↓↓↓

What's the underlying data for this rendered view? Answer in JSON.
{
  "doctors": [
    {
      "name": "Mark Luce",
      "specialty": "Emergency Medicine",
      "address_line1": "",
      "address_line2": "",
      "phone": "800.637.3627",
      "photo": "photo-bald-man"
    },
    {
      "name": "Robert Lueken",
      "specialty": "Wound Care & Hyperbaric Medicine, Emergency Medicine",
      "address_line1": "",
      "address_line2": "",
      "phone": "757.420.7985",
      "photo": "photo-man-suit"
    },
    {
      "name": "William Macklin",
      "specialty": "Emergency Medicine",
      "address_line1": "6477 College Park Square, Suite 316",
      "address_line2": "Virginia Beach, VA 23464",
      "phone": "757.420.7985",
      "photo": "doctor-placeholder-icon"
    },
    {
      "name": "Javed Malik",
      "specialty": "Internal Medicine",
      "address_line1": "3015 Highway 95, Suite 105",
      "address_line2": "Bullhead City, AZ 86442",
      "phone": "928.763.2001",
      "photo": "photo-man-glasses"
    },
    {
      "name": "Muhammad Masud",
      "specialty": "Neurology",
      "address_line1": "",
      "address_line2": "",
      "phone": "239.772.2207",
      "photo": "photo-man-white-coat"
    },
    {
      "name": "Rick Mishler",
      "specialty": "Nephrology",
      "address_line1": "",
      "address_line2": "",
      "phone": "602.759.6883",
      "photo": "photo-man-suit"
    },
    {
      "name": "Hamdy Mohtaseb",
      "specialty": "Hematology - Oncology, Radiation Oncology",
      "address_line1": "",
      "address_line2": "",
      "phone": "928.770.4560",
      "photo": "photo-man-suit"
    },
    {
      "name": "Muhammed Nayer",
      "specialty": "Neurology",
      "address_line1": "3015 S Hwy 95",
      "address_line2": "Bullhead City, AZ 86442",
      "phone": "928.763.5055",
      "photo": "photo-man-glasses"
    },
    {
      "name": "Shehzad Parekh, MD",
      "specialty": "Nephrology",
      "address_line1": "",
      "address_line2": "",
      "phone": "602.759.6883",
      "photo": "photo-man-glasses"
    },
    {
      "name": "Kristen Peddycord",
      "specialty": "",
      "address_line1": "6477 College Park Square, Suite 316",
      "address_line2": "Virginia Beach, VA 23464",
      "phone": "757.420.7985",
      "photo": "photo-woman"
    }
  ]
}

↑↑↑

→ **PROMPT**: Pick out each line containing the string "name" and copy it.

→ **ANSWER FOR THE TASK**:
      "name": "Mark Luce",
      "name": "Robert Lueken",
      "name": "William Macklin",
      "name": "Javed Malik",
      "name": "Muhammad Masud",
      "name": "Rick Mishler",
      "name": "Hamdy Mohtaseb",
      "name": "Muhammed Nayer",
      "name": "Shehzad Parekh, MD",
      "name": "Kristen Peddycord",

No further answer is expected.